# What the exercise asks
Transcribe every entry below word for word, but skip the pictures.

# Dataset rows
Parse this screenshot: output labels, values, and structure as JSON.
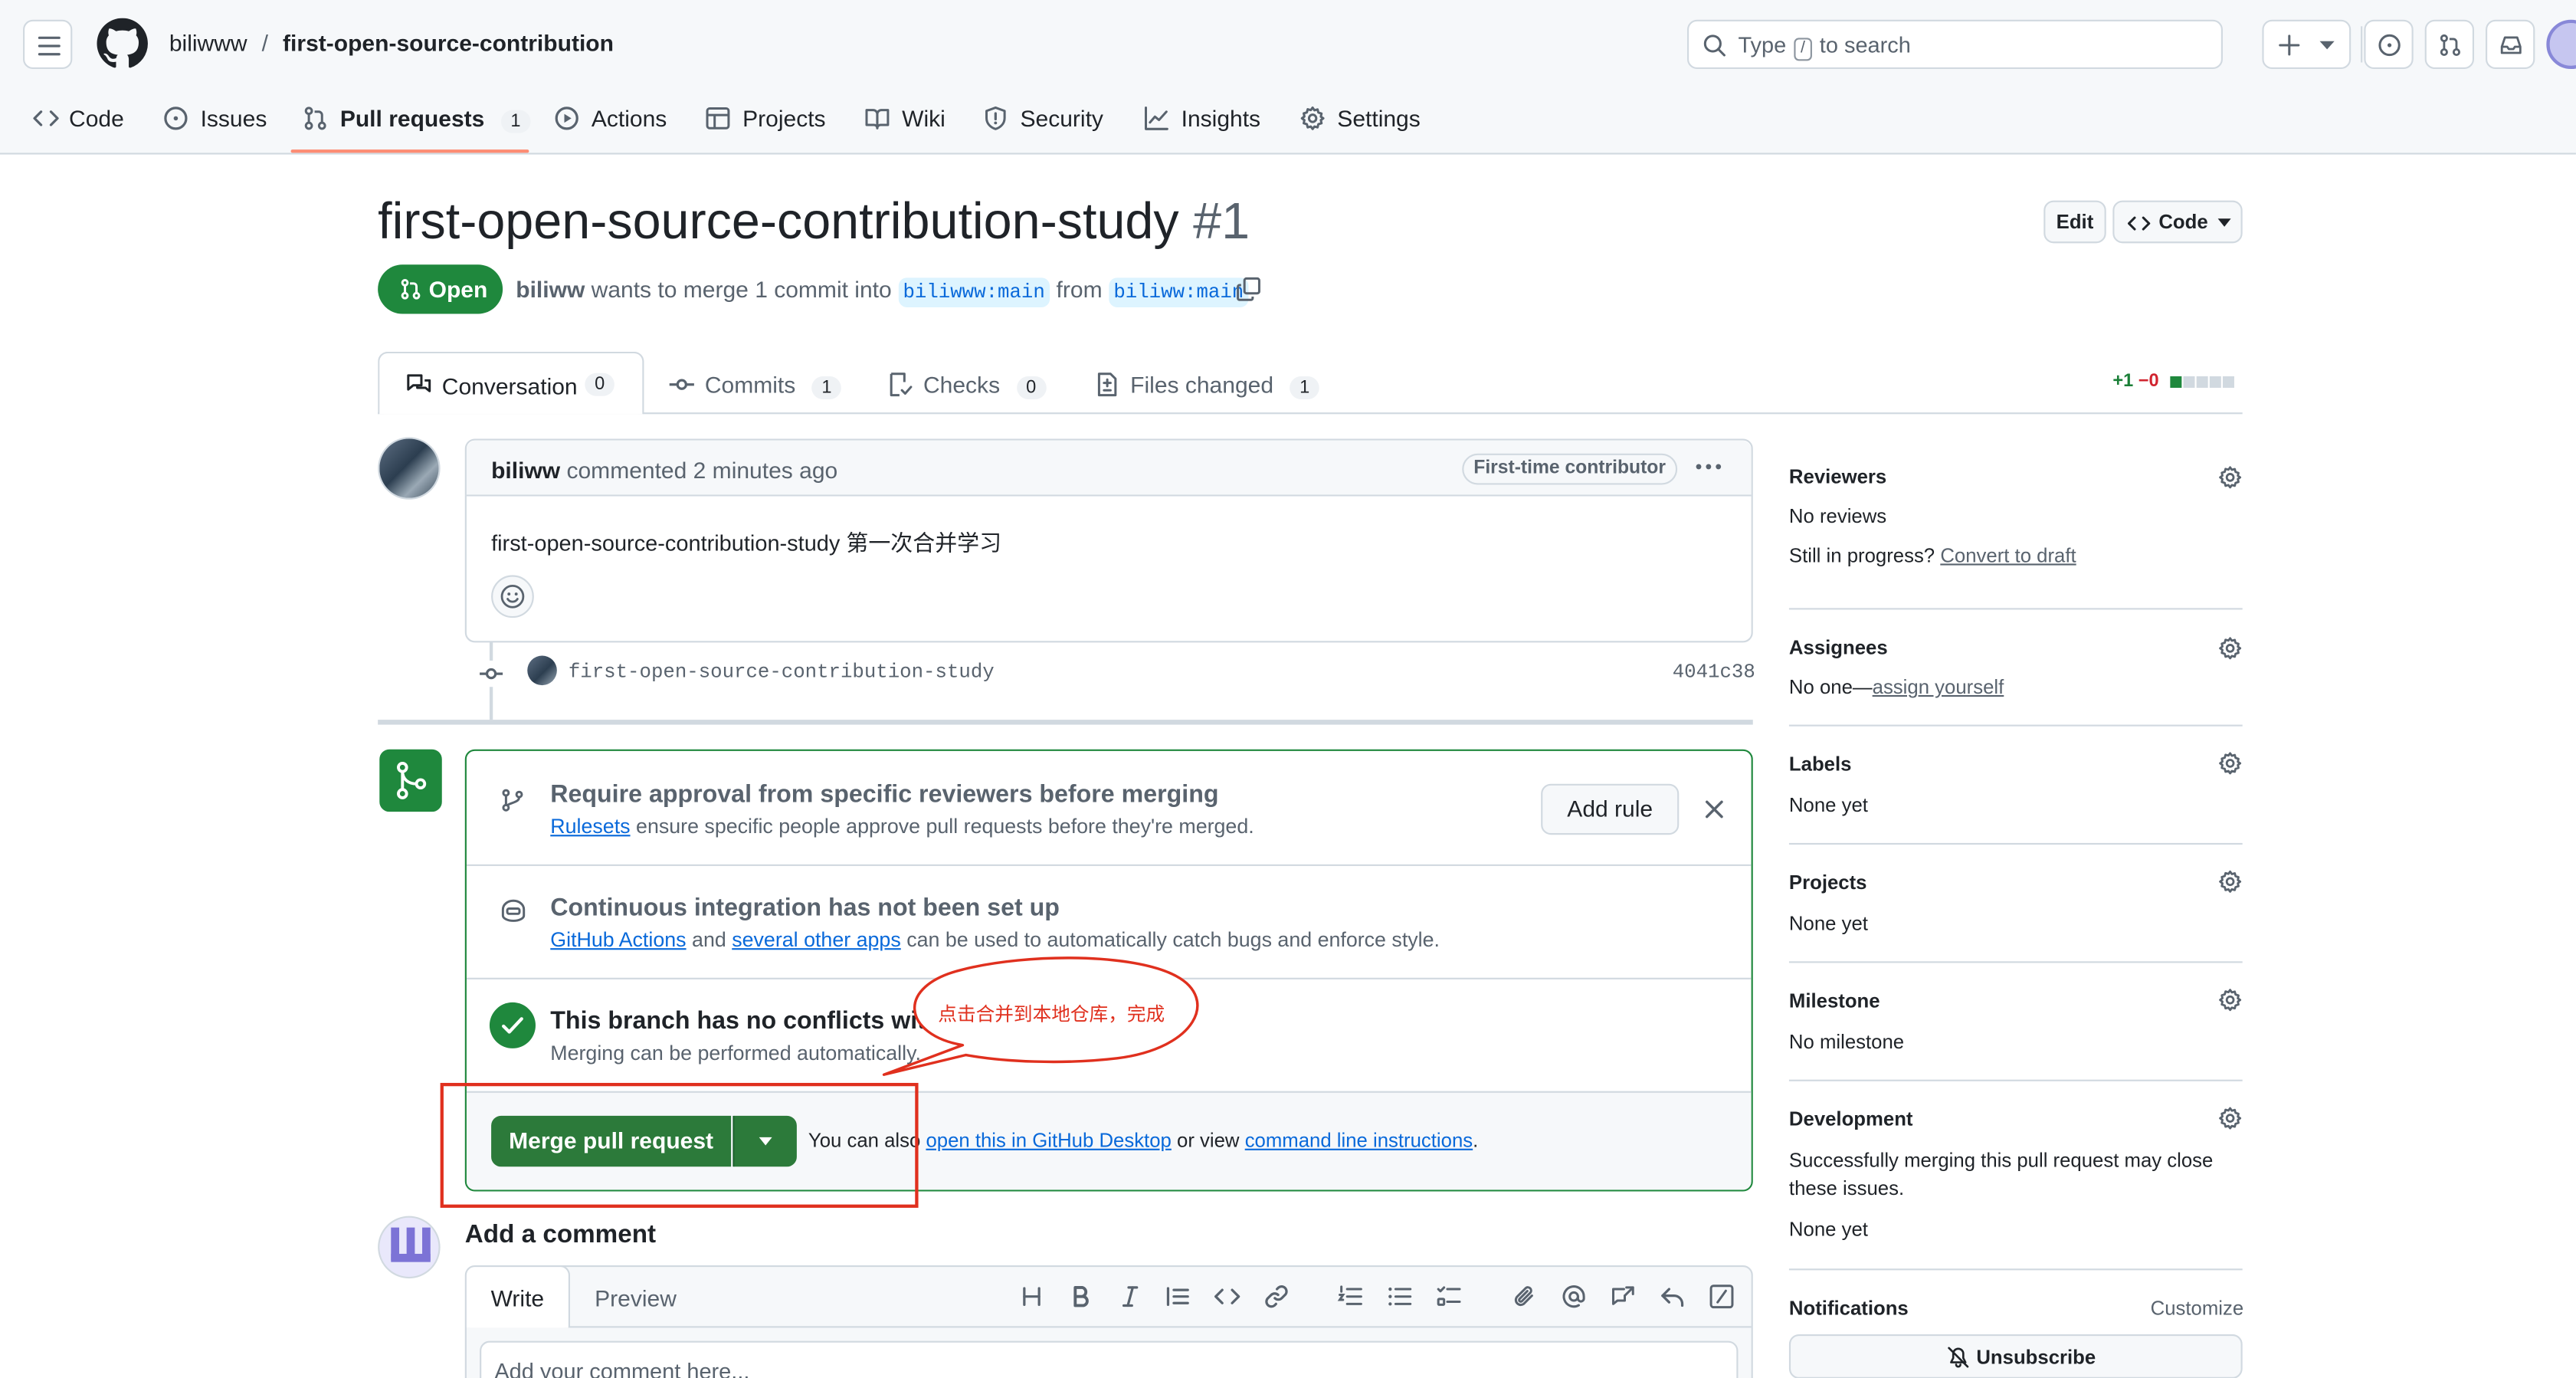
{
  "header": {
    "owner": "biliwww",
    "separator": "/",
    "repo": "first-open-source-contribution",
    "search_placeholder_prefix": "Type",
    "search_key": "/",
    "search_placeholder_suffix": "to search"
  },
  "repo_nav": {
    "code": "Code",
    "issues": "Issues",
    "pull_requests": "Pull requests",
    "pull_requests_count": "1",
    "actions": "Actions",
    "projects": "Projects",
    "wiki": "Wiki",
    "security": "Security",
    "insights": "Insights",
    "settings": "Settings"
  },
  "pr": {
    "title": "first-open-source-contribution-study",
    "number": "#1",
    "edit_label": "Edit",
    "code_label": "Code",
    "state": "Open",
    "author": "biliww",
    "merge_text": "wants to merge 1 commit into",
    "base_branch": "biliwww:main",
    "from_text": "from",
    "head_branch": "biliww:main"
  },
  "tabs": {
    "conversation": "Conversation",
    "conversation_count": "0",
    "commits": "Commits",
    "commits_count": "1",
    "checks": "Checks",
    "checks_count": "0",
    "files": "Files changed",
    "files_count": "1",
    "additions": "+1",
    "deletions": "−0"
  },
  "comment": {
    "author": "biliww",
    "action": "commented 2 minutes ago",
    "badge": "First-time contributor",
    "body": "first-open-source-contribution-study 第一次合并学习"
  },
  "commit": {
    "message": "first-open-source-contribution-study",
    "sha": "4041c38"
  },
  "merge_box": {
    "rule_title": "Require approval from specific reviewers before merging",
    "rule_link": "Rulesets",
    "rule_desc": "ensure specific people approve pull requests before they're merged.",
    "add_rule": "Add rule",
    "ci_title": "Continuous integration has not been set up",
    "ci_link1": "GitHub Actions",
    "ci_and": "and",
    "ci_link2": "several other apps",
    "ci_desc": "can be used to automatically catch bugs and enforce style.",
    "conflict_title": "This branch has no conflicts with the base branch",
    "conflict_desc": "Merging can be performed automatically.",
    "merge_button": "Merge pull request",
    "also_text": "You can also",
    "desktop_link": "open this in GitHub Desktop",
    "or_view": "or view",
    "cli_link": "command line instructions",
    "period": "."
  },
  "annotation": {
    "callout_text": "点击合并到本地仓库，完成",
    "color": "#e0301e"
  },
  "add_comment": {
    "heading": "Add a comment",
    "write_tab": "Write",
    "preview_tab": "Preview",
    "placeholder": "Add your comment here..."
  },
  "sidebar": {
    "reviewers_title": "Reviewers",
    "reviewers_value": "No reviews",
    "in_progress": "Still in progress?",
    "convert_draft": "Convert to draft",
    "assignees_title": "Assignees",
    "assignees_value": "No one—",
    "assign_yourself": "assign yourself",
    "labels_title": "Labels",
    "labels_value": "None yet",
    "projects_title": "Projects",
    "projects_value": "None yet",
    "milestone_title": "Milestone",
    "milestone_value": "No milestone",
    "development_title": "Development",
    "development_desc": "Successfully merging this pull request may close these issues.",
    "development_value": "None yet",
    "notifications_title": "Notifications",
    "customize": "Customize",
    "unsubscribe": "Unsubscribe"
  },
  "colors": {
    "open_green": "#1f883d",
    "merge_green": "#2c7a3a",
    "link_blue": "#0969da",
    "underline_orange": "#fd8c73",
    "deletion_red": "#d1242f"
  }
}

# Answer to this task
Parse this screenshot: output labels, values, and structure as JSON.
{
  "header": {
    "owner": "biliwww",
    "separator": "/",
    "repo": "first-open-source-contribution",
    "search_placeholder_prefix": "Type",
    "search_key": "/",
    "search_placeholder_suffix": "to search"
  },
  "repo_nav": {
    "code": "Code",
    "issues": "Issues",
    "pull_requests": "Pull requests",
    "pull_requests_count": "1",
    "actions": "Actions",
    "projects": "Projects",
    "wiki": "Wiki",
    "security": "Security",
    "insights": "Insights",
    "settings": "Settings"
  },
  "pr": {
    "title": "first-open-source-contribution-study",
    "number": "#1",
    "edit_label": "Edit",
    "code_label": "Code",
    "state": "Open",
    "author": "biliww",
    "merge_text": "wants to merge 1 commit into",
    "base_branch": "biliwww:main",
    "from_text": "from",
    "head_branch": "biliww:main"
  },
  "tabs": {
    "conversation": "Conversation",
    "conversation_count": "0",
    "commits": "Commits",
    "commits_count": "1",
    "checks": "Checks",
    "checks_count": "0",
    "files": "Files changed",
    "files_count": "1",
    "additions": "+1",
    "deletions": "−0"
  },
  "comment": {
    "author": "biliww",
    "action": "commented 2 minutes ago",
    "badge": "First-time contributor",
    "body": "first-open-source-contribution-study 第一次合并学习"
  },
  "commit": {
    "message": "first-open-source-contribution-study",
    "sha": "4041c38"
  },
  "merge_box": {
    "rule_title": "Require approval from specific reviewers before merging",
    "rule_link": "Rulesets",
    "rule_desc": "ensure specific people approve pull requests before they're merged.",
    "add_rule": "Add rule",
    "ci_title": "Continuous integration has not been set up",
    "ci_link1": "GitHub Actions",
    "ci_and": "and",
    "ci_link2": "several other apps",
    "ci_desc": "can be used to automatically catch bugs and enforce style.",
    "conflict_title": "This branch has no conflicts with the base branch",
    "conflict_desc": "Merging can be performed automatically.",
    "merge_button": "Merge pull request",
    "also_text": "You can also",
    "desktop_link": "open this in GitHub Desktop",
    "or_view": "or view",
    "cli_link": "command line instructions",
    "period": "."
  },
  "annotation": {
    "callout_text": "点击合并到本地仓库，完成",
    "color": "#e0301e"
  },
  "add_comment": {
    "heading": "Add a comment",
    "write_tab": "Write",
    "preview_tab": "Preview",
    "placeholder": "Add your comment here..."
  },
  "sidebar": {
    "reviewers_title": "Reviewers",
    "reviewers_value": "No reviews",
    "in_progress": "Still in progress?",
    "convert_draft": "Convert to draft",
    "assignees_title": "Assignees",
    "assignees_value": "No one—",
    "assign_yourself": "assign yourself",
    "labels_title": "Labels",
    "labels_value": "None yet",
    "projects_title": "Projects",
    "projects_value": "None yet",
    "milestone_title": "Milestone",
    "milestone_value": "No milestone",
    "development_title": "Development",
    "development_desc": "Successfully merging this pull request may close these issues.",
    "development_value": "None yet",
    "notifications_title": "Notifications",
    "customize": "Customize",
    "unsubscribe": "Unsubscribe"
  },
  "colors": {
    "open_green": "#1f883d",
    "merge_green": "#2c7a3a",
    "link_blue": "#0969da",
    "underline_orange": "#fd8c73",
    "deletion_red": "#d1242f"
  }
}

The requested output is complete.